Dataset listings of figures
'''

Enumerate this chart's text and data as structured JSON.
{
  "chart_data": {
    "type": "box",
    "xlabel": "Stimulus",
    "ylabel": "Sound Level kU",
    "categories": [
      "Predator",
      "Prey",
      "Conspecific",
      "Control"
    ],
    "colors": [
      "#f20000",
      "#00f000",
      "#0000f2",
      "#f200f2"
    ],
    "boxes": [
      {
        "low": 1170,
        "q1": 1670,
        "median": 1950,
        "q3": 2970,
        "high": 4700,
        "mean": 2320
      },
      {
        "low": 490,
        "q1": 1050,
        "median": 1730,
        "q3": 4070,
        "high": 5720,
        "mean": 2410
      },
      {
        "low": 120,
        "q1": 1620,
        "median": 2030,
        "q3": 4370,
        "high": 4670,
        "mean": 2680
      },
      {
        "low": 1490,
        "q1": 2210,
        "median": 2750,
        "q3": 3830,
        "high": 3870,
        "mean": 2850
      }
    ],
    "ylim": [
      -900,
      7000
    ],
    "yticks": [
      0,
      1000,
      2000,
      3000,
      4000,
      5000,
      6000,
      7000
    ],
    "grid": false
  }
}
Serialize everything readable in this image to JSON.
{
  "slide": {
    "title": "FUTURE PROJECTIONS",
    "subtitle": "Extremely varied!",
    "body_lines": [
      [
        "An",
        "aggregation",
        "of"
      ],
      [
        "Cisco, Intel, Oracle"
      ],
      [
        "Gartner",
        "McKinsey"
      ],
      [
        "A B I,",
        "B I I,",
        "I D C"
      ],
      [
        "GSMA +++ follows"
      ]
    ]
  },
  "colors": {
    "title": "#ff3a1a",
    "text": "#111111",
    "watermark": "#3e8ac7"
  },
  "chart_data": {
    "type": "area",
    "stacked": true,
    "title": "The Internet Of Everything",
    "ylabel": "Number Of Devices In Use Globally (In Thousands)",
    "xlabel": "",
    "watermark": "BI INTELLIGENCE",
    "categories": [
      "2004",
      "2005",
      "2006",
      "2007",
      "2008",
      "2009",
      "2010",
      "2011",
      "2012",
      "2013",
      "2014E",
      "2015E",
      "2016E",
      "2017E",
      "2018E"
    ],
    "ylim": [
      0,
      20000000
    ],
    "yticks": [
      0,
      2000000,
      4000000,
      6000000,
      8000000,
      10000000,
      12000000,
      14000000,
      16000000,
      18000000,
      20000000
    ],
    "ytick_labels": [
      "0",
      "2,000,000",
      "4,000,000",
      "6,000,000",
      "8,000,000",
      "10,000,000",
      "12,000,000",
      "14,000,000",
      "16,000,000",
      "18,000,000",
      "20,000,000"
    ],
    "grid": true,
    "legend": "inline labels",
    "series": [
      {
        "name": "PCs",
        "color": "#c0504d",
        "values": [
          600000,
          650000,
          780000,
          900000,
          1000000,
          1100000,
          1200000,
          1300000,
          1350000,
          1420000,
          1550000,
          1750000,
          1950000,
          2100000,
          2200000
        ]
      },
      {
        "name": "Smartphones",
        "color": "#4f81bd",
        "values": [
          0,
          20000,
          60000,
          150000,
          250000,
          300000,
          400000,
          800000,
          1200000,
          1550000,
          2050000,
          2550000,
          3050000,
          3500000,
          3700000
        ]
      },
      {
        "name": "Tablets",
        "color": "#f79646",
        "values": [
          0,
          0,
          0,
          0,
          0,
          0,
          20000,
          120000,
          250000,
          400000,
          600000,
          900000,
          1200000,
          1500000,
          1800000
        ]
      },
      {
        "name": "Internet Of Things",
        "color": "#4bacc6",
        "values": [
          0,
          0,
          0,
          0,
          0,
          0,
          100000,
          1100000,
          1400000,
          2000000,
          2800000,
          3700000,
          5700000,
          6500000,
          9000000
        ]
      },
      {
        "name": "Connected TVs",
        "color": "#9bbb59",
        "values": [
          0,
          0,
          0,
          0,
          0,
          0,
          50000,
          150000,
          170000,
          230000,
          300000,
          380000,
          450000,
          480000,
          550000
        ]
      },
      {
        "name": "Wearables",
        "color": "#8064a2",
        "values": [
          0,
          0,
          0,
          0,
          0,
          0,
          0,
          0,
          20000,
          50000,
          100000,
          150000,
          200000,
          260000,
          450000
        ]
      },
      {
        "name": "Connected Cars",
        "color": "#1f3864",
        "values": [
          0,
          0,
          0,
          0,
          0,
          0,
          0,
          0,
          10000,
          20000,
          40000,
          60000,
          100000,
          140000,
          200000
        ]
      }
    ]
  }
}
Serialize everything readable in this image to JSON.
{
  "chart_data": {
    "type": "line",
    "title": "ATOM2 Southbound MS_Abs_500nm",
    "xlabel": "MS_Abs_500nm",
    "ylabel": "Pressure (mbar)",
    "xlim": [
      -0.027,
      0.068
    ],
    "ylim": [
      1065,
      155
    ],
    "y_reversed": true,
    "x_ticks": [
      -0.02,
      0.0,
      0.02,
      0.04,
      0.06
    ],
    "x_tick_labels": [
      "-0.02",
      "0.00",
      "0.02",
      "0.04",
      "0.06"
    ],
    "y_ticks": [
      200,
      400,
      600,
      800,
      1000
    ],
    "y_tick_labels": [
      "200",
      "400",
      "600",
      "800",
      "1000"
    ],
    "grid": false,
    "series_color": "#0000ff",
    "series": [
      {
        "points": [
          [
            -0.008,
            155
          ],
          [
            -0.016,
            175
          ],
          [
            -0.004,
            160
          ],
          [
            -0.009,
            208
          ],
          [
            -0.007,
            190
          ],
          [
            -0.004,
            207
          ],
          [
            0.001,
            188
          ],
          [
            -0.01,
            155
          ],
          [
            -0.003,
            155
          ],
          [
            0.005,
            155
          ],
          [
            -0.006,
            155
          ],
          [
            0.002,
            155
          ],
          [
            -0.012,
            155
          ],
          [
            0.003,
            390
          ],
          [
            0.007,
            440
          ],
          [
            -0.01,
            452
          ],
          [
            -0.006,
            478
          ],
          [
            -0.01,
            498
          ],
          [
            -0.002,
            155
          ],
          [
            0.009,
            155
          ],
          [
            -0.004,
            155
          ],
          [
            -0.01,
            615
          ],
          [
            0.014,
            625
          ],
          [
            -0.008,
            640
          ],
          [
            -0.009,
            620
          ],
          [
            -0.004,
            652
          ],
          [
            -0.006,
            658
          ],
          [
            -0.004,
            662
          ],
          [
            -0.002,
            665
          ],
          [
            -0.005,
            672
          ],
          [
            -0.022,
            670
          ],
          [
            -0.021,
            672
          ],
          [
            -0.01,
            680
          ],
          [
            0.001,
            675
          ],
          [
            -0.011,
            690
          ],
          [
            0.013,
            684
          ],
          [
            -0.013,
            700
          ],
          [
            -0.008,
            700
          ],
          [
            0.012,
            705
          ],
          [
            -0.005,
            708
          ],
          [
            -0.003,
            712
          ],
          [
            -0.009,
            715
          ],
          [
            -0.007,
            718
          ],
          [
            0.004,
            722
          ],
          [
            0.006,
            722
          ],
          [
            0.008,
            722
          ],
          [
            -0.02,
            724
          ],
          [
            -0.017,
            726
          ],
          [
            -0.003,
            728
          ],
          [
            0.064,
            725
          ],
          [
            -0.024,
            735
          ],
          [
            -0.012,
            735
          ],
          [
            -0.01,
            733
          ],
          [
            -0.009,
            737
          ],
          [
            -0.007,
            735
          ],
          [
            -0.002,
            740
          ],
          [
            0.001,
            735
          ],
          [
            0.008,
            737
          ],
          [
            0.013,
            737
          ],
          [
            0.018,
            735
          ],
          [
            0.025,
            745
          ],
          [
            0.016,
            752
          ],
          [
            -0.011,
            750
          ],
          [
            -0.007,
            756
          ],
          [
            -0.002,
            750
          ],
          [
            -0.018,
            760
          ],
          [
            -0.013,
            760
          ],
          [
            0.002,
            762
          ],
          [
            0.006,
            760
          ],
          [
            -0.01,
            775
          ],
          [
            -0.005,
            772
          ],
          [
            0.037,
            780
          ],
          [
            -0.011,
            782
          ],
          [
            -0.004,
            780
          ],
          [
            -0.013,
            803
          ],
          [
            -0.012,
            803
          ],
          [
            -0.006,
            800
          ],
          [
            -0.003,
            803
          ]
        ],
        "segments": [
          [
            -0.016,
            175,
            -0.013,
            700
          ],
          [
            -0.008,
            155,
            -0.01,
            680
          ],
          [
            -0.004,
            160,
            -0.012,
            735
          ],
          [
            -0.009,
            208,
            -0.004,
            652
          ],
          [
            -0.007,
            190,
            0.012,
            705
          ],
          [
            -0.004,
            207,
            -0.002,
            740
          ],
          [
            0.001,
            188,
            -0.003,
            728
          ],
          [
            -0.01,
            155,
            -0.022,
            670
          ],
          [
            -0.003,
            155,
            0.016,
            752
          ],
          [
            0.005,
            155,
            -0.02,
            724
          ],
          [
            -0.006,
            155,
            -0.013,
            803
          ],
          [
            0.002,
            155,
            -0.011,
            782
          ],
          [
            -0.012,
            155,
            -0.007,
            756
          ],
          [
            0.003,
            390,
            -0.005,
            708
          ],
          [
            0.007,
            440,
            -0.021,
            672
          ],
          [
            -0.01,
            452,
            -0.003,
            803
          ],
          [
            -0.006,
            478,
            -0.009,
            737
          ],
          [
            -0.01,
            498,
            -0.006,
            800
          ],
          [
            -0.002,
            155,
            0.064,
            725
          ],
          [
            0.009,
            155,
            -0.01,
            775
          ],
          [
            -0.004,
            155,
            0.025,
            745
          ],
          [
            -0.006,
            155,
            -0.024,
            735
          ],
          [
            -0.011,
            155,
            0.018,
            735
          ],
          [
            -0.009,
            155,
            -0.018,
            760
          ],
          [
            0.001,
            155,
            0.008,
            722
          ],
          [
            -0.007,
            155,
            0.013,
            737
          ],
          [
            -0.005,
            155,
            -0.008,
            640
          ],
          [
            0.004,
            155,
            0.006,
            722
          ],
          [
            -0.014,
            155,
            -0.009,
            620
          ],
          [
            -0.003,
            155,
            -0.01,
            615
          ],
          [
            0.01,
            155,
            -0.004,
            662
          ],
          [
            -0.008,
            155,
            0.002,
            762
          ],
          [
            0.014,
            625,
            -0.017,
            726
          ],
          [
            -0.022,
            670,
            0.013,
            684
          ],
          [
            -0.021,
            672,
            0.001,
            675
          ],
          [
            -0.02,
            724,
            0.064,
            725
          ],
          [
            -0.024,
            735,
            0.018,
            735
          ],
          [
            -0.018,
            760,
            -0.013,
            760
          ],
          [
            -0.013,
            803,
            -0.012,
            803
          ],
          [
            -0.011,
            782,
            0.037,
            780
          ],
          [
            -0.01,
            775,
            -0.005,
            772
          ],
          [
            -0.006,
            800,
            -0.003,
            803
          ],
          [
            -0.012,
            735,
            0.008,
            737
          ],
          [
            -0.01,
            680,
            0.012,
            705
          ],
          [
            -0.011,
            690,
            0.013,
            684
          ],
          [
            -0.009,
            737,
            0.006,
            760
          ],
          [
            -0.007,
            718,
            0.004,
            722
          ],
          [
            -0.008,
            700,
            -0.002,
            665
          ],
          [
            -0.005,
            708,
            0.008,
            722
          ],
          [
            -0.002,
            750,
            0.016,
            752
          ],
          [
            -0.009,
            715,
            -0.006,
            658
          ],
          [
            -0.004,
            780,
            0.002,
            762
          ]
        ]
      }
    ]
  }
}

'''

### [What the task requires]
Reproduce each line of the material containing the word "xlabel".

### [Exercise output]
    "xlabel": "Stimulus",
    "xlabel": "",
    "xlabel": "MS_Abs_500nm",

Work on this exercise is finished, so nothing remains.